▸ **SHORT TASK**
Repeat each entry exactly and drop the pictures.

## BEGIN SOURCE RECORDS

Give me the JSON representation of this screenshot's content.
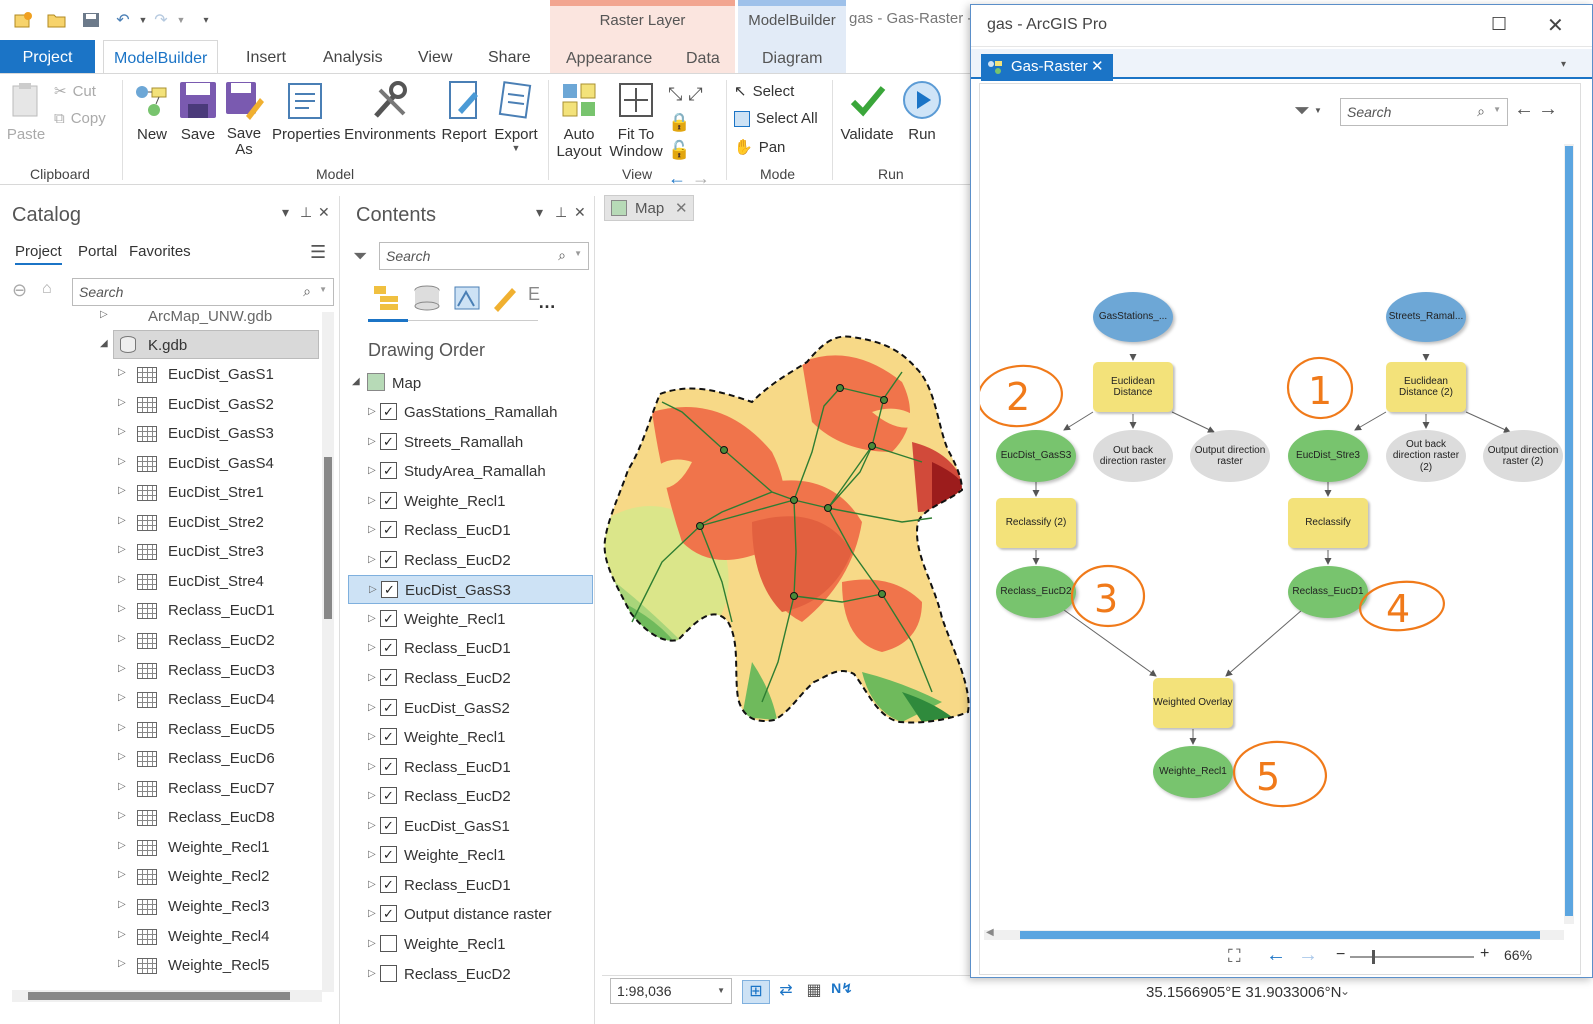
{
  "qat": {
    "undo": "↶",
    "redo": "↷"
  },
  "ribbon_tabs": {
    "project": "Project",
    "modelbuilder": "ModelBuilder",
    "insert": "Insert",
    "analysis": "Analysis",
    "view": "View",
    "share": "Share",
    "raster_layer_title": "Raster Layer",
    "appearance": "Appearance",
    "data": "Data",
    "modelbuilder_title": "ModelBuilder",
    "diagram": "Diagram",
    "doc_title": "gas - Gas-Raster -"
  },
  "ribbon": {
    "paste": "Paste",
    "cut": "Cut",
    "copy": "Copy",
    "clipboard_group": "Clipboard",
    "new": "New",
    "save": "Save",
    "save_as_1": "Save",
    "save_as_2": "As",
    "properties": "Properties",
    "environments": "Environments",
    "report": "Report",
    "export": "Export",
    "model_group": "Model",
    "auto_layout_1": "Auto",
    "auto_layout_2": "Layout",
    "fit_window_1": "Fit To",
    "fit_window_2": "Window",
    "view_group": "View",
    "select": "Select",
    "select_all": "Select All",
    "pan": "Pan",
    "mode_group": "Mode",
    "validate": "Validate",
    "run": "Run",
    "run_group": "Run"
  },
  "catalog": {
    "title": "Catalog",
    "tabs": [
      "Project",
      "Portal",
      "Favorites"
    ],
    "search_placeholder": "Search",
    "partial_item": "ArcMap_UNW.gdb",
    "gdb": "K.gdb",
    "items": [
      "EucDist_GasS1",
      "EucDist_GasS2",
      "EucDist_GasS3",
      "EucDist_GasS4",
      "EucDist_Stre1",
      "EucDist_Stre2",
      "EucDist_Stre3",
      "EucDist_Stre4",
      "Reclass_EucD1",
      "Reclass_EucD2",
      "Reclass_EucD3",
      "Reclass_EucD4",
      "Reclass_EucD5",
      "Reclass_EucD6",
      "Reclass_EucD7",
      "Reclass_EucD8",
      "Weighte_Recl1",
      "Weighte_Recl2",
      "Weighte_Recl3",
      "Weighte_Recl4",
      "Weighte_Recl5"
    ]
  },
  "contents": {
    "title": "Contents",
    "search_placeholder": "Search",
    "drawing_order": "Drawing Order",
    "map": "Map",
    "layers": [
      {
        "name": "GasStations_Ramallah",
        "checked": true
      },
      {
        "name": "Streets_Ramallah",
        "checked": true
      },
      {
        "name": "StudyArea_Ramallah",
        "checked": true
      },
      {
        "name": "Weighte_Recl1",
        "checked": true
      },
      {
        "name": "Reclass_EucD1",
        "checked": true
      },
      {
        "name": "Reclass_EucD2",
        "checked": true
      },
      {
        "name": "EucDist_GasS3",
        "checked": true,
        "selected": true
      },
      {
        "name": "Weighte_Recl1",
        "checked": true
      },
      {
        "name": "Reclass_EucD1",
        "checked": true
      },
      {
        "name": "Reclass_EucD2",
        "checked": true
      },
      {
        "name": "EucDist_GasS2",
        "checked": true
      },
      {
        "name": "Weighte_Recl1",
        "checked": true
      },
      {
        "name": "Reclass_EucD1",
        "checked": true
      },
      {
        "name": "Reclass_EucD2",
        "checked": true
      },
      {
        "name": "EucDist_GasS1",
        "checked": true
      },
      {
        "name": "Weighte_Recl1",
        "checked": true
      },
      {
        "name": "Reclass_EucD1",
        "checked": true
      },
      {
        "name": "Output distance raster",
        "checked": true
      },
      {
        "name": "Weighte_Recl1",
        "checked": false
      },
      {
        "name": "Reclass_EucD2",
        "checked": false
      }
    ]
  },
  "map": {
    "tab": "Map",
    "scale": "1:98,036",
    "coords": "35.1566905°E 31.9033006°N"
  },
  "mbwindow": {
    "title": "gas - ArcGIS Pro",
    "tab": "Gas-Raster",
    "search_placeholder": "Search",
    "zoom": "66%"
  },
  "model": {
    "gasstations": "GasStations_...",
    "streets": "Streets_Ramal...",
    "euc1": "Euclidean Distance",
    "euc2": "Euclidean Distance (2)",
    "eucdist_gass3": "EucDist_GasS3",
    "outback1": "Out back direction raster",
    "outdir1": "Output direction raster",
    "eucdist_stre3": "EucDist_Stre3",
    "outback2": "Out back direction raster (2)",
    "outdir2": "Output direction raster (2)",
    "reclassify2": "Reclassify (2)",
    "reclassify": "Reclassify",
    "reclass_eucd2": "Reclass_EucD2",
    "reclass_eucd1": "Reclass_EucD1",
    "weighted_overlay": "Weighted Overlay",
    "weighte_recl1": "Weighte_Recl1",
    "annotations": [
      "2",
      "1",
      "3",
      "4",
      "5"
    ]
  },
  "colors": {
    "accent": "#1b74c6",
    "node_blue": "#6da7d6",
    "node_green": "#78c46e",
    "node_yellow": "#f3e27a",
    "node_grey": "#dcdcdc",
    "annotation": "#f07a1a"
  }
}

## END SOURCE RECORDS

▸ **ANSWER TO THE EXERCISE**
Give me the JSON representation of this screenshot's content.
{
  "qat": {
    "undo": "↶",
    "redo": "↷"
  },
  "ribbon_tabs": {
    "project": "Project",
    "modelbuilder": "ModelBuilder",
    "insert": "Insert",
    "analysis": "Analysis",
    "view": "View",
    "share": "Share",
    "raster_layer_title": "Raster Layer",
    "appearance": "Appearance",
    "data": "Data",
    "modelbuilder_title": "ModelBuilder",
    "diagram": "Diagram",
    "doc_title": "gas - Gas-Raster -"
  },
  "ribbon": {
    "paste": "Paste",
    "cut": "Cut",
    "copy": "Copy",
    "clipboard_group": "Clipboard",
    "new": "New",
    "save": "Save",
    "save_as_1": "Save",
    "save_as_2": "As",
    "properties": "Properties",
    "environments": "Environments",
    "report": "Report",
    "export": "Export",
    "model_group": "Model",
    "auto_layout_1": "Auto",
    "auto_layout_2": "Layout",
    "fit_window_1": "Fit To",
    "fit_window_2": "Window",
    "view_group": "View",
    "select": "Select",
    "select_all": "Select All",
    "pan": "Pan",
    "mode_group": "Mode",
    "validate": "Validate",
    "run": "Run",
    "run_group": "Run"
  },
  "catalog": {
    "title": "Catalog",
    "tabs": [
      "Project",
      "Portal",
      "Favorites"
    ],
    "search_placeholder": "Search",
    "partial_item": "ArcMap_UNW.gdb",
    "gdb": "K.gdb",
    "items": [
      "EucDist_GasS1",
      "EucDist_GasS2",
      "EucDist_GasS3",
      "EucDist_GasS4",
      "EucDist_Stre1",
      "EucDist_Stre2",
      "EucDist_Stre3",
      "EucDist_Stre4",
      "Reclass_EucD1",
      "Reclass_EucD2",
      "Reclass_EucD3",
      "Reclass_EucD4",
      "Reclass_EucD5",
      "Reclass_EucD6",
      "Reclass_EucD7",
      "Reclass_EucD8",
      "Weighte_Recl1",
      "Weighte_Recl2",
      "Weighte_Recl3",
      "Weighte_Recl4",
      "Weighte_Recl5"
    ]
  },
  "contents": {
    "title": "Contents",
    "search_placeholder": "Search",
    "drawing_order": "Drawing Order",
    "map": "Map",
    "layers": [
      {
        "name": "GasStations_Ramallah",
        "checked": true
      },
      {
        "name": "Streets_Ramallah",
        "checked": true
      },
      {
        "name": "StudyArea_Ramallah",
        "checked": true
      },
      {
        "name": "Weighte_Recl1",
        "checked": true
      },
      {
        "name": "Reclass_EucD1",
        "checked": true
      },
      {
        "name": "Reclass_EucD2",
        "checked": true
      },
      {
        "name": "EucDist_GasS3",
        "checked": true,
        "selected": true
      },
      {
        "name": "Weighte_Recl1",
        "checked": true
      },
      {
        "name": "Reclass_EucD1",
        "checked": true
      },
      {
        "name": "Reclass_EucD2",
        "checked": true
      },
      {
        "name": "EucDist_GasS2",
        "checked": true
      },
      {
        "name": "Weighte_Recl1",
        "checked": true
      },
      {
        "name": "Reclass_EucD1",
        "checked": true
      },
      {
        "name": "Reclass_EucD2",
        "checked": true
      },
      {
        "name": "EucDist_GasS1",
        "checked": true
      },
      {
        "name": "Weighte_Recl1",
        "checked": true
      },
      {
        "name": "Reclass_EucD1",
        "checked": true
      },
      {
        "name": "Output distance raster",
        "checked": true
      },
      {
        "name": "Weighte_Recl1",
        "checked": false
      },
      {
        "name": "Reclass_EucD2",
        "checked": false
      }
    ]
  },
  "map": {
    "tab": "Map",
    "scale": "1:98,036",
    "coords": "35.1566905°E 31.9033006°N"
  },
  "mbwindow": {
    "title": "gas - ArcGIS Pro",
    "tab": "Gas-Raster",
    "search_placeholder": "Search",
    "zoom": "66%"
  },
  "model": {
    "gasstations": "GasStations_...",
    "streets": "Streets_Ramal...",
    "euc1": "Euclidean Distance",
    "euc2": "Euclidean Distance (2)",
    "eucdist_gass3": "EucDist_GasS3",
    "outback1": "Out back direction raster",
    "outdir1": "Output direction raster",
    "eucdist_stre3": "EucDist_Stre3",
    "outback2": "Out back direction raster (2)",
    "outdir2": "Output direction raster (2)",
    "reclassify2": "Reclassify (2)",
    "reclassify": "Reclassify",
    "reclass_eucd2": "Reclass_EucD2",
    "reclass_eucd1": "Reclass_EucD1",
    "weighted_overlay": "Weighted Overlay",
    "weighte_recl1": "Weighte_Recl1",
    "annotations": [
      "2",
      "1",
      "3",
      "4",
      "5"
    ]
  },
  "colors": {
    "accent": "#1b74c6",
    "node_blue": "#6da7d6",
    "node_green": "#78c46e",
    "node_yellow": "#f3e27a",
    "node_grey": "#dcdcdc",
    "annotation": "#f07a1a"
  }
}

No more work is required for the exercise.